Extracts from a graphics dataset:

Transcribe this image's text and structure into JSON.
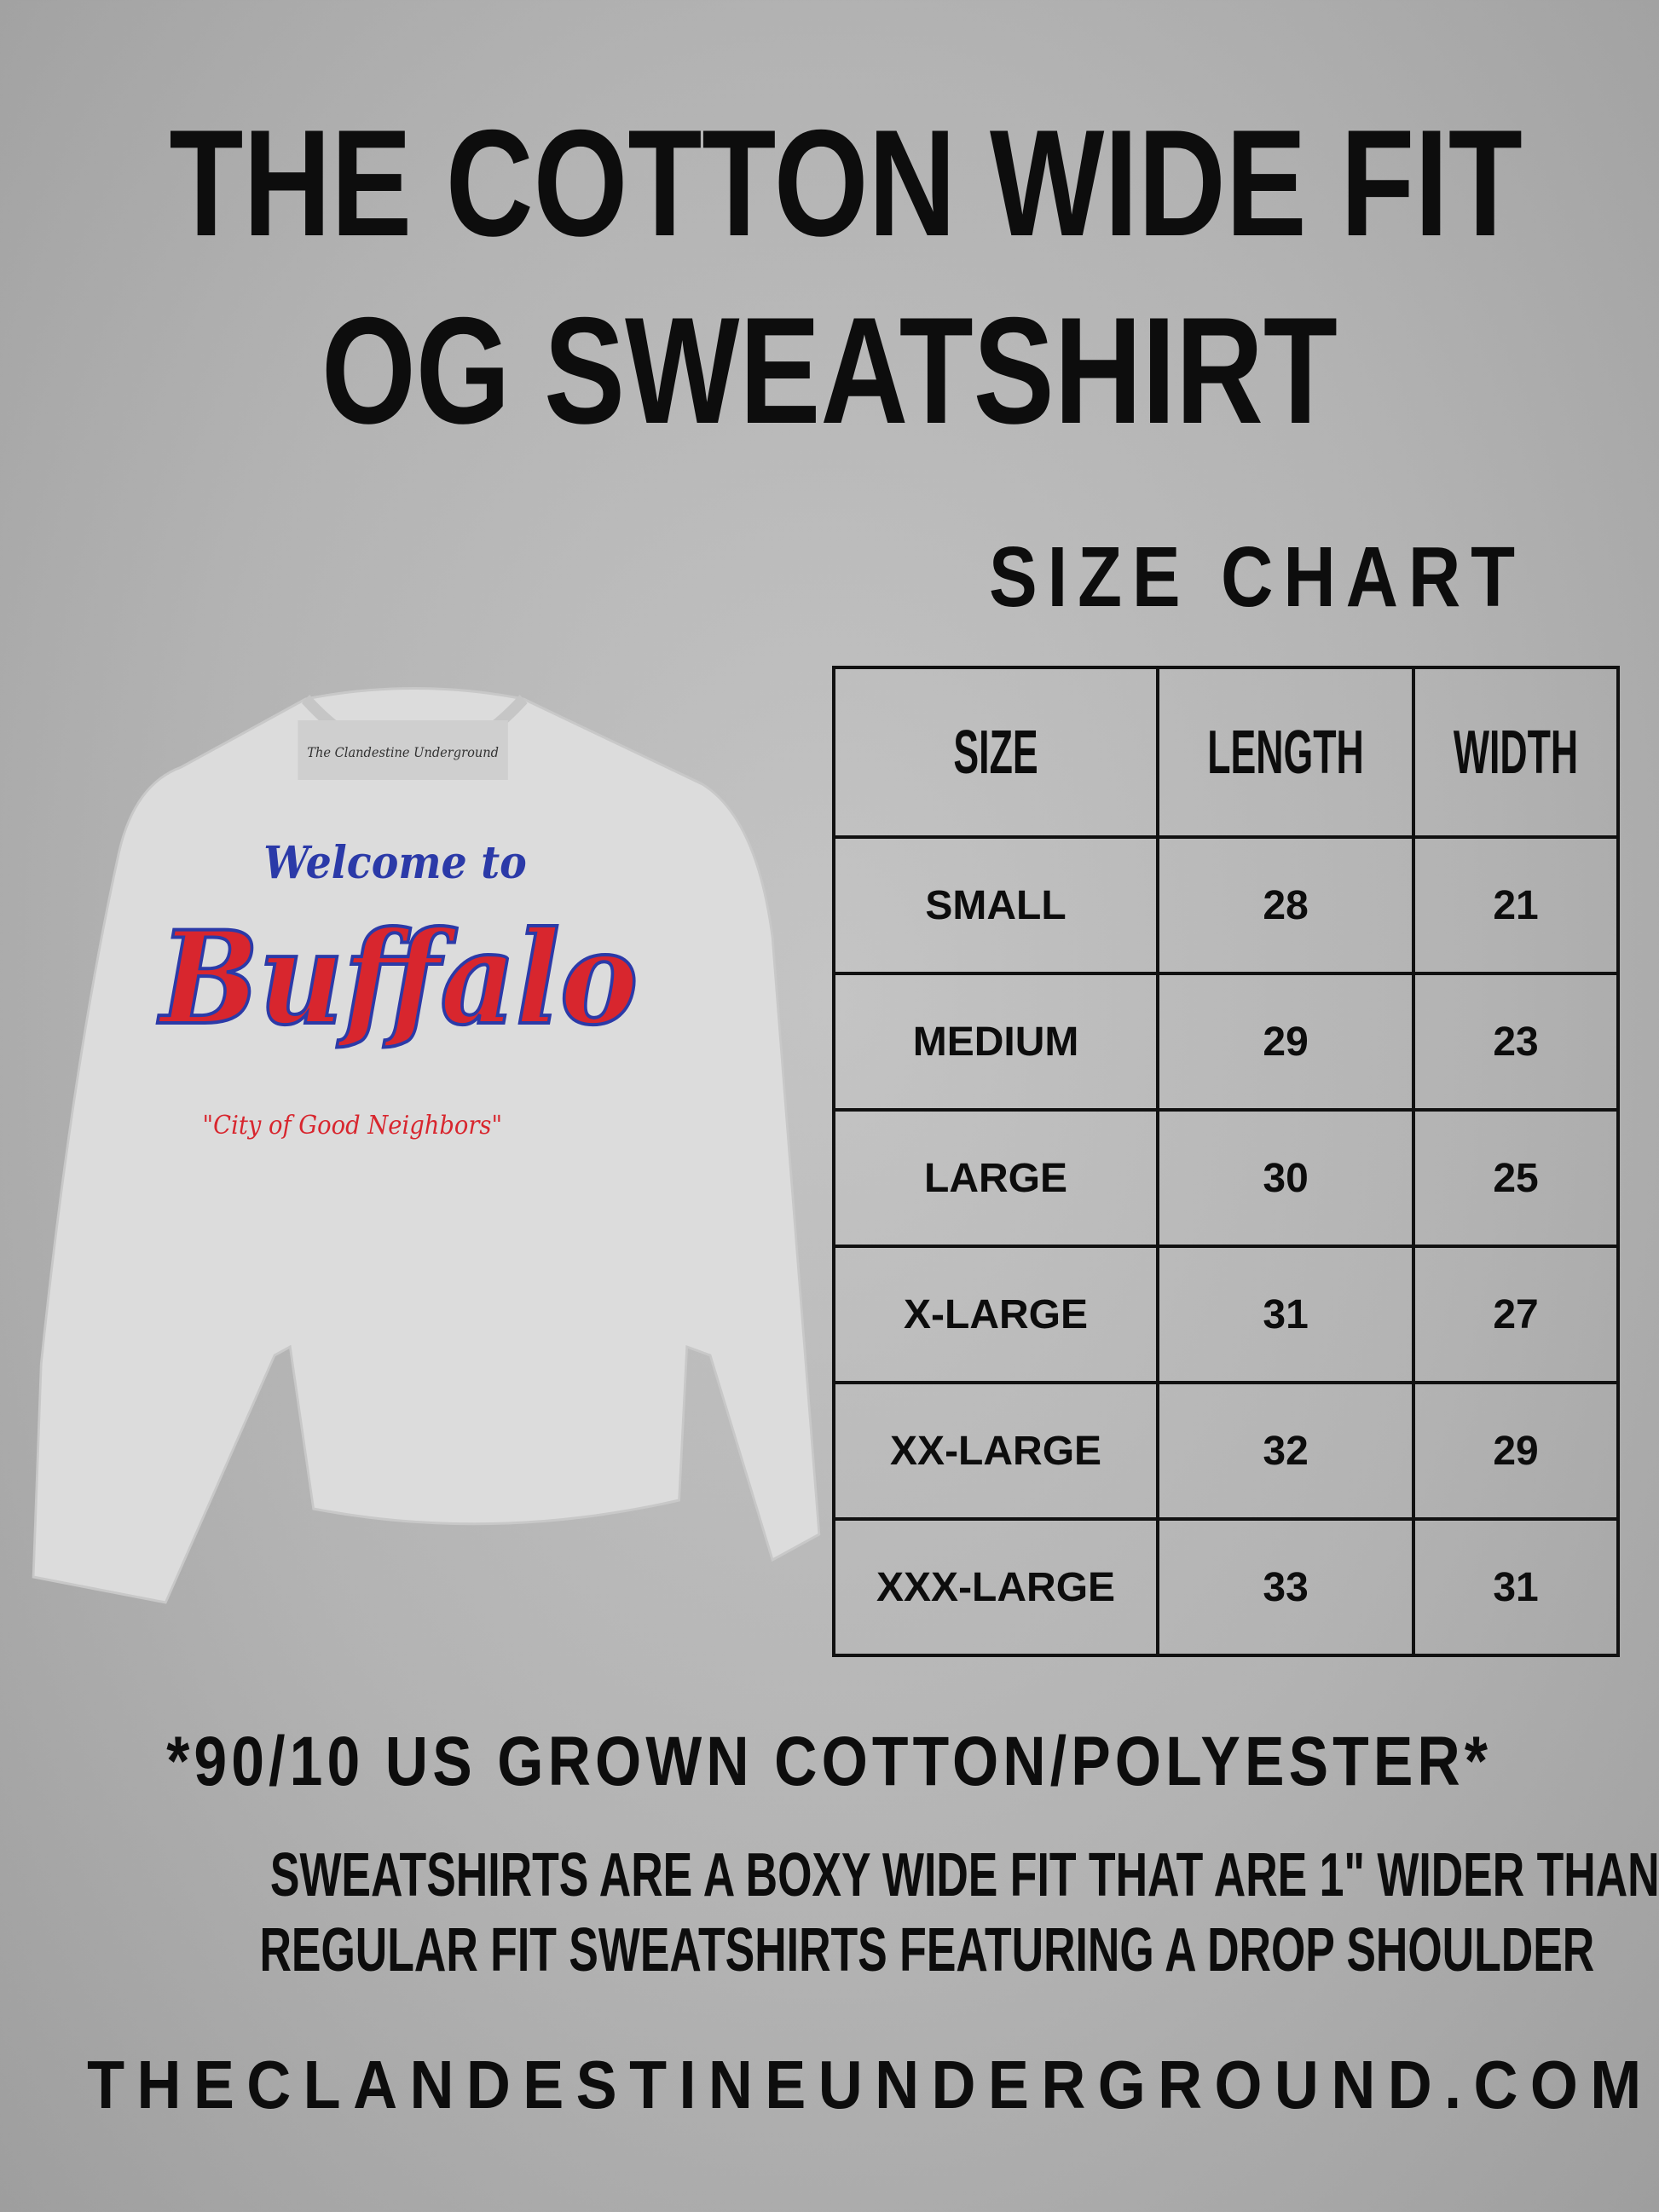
{
  "title": {
    "line1": "THE COTTON WIDE FIT",
    "line2": "OG SWEATSHIRT"
  },
  "size_chart": {
    "heading": "SIZE CHART",
    "columns": [
      "SIZE",
      "LENGTH",
      "WIDTH"
    ],
    "rows": [
      [
        "SMALL",
        "28",
        "21"
      ],
      [
        "MEDIUM",
        "29",
        "23"
      ],
      [
        "LARGE",
        "30",
        "25"
      ],
      [
        "X-LARGE",
        "31",
        "27"
      ],
      [
        "XX-LARGE",
        "32",
        "29"
      ],
      [
        "XXX-LARGE",
        "33",
        "31"
      ]
    ]
  },
  "product_image": {
    "graphic_text": [
      "Welcome to",
      "Buffalo",
      "\"City of Good Neighbors\""
    ],
    "label_text": "The Clandestine Underground",
    "colors": {
      "shirt": "#dcdcdc",
      "red": "#d8262e",
      "blue": "#2b3aa8"
    }
  },
  "material": "*90/10 US GROWN COTTON/POLYESTER*",
  "description": [
    "SWEATSHIRTS ARE A BOXY WIDE FIT THAT ARE 1\" WIDER THAN",
    "REGULAR FIT SWEATSHIRTS FEATURING A DROP SHOULDER"
  ],
  "website": "THECLANDESTINEUNDERGROUND.COM"
}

Exercise aim: Report how many lines include the word "SWEATSHIRTS". Give nothing but the number.

Response to this exercise: 2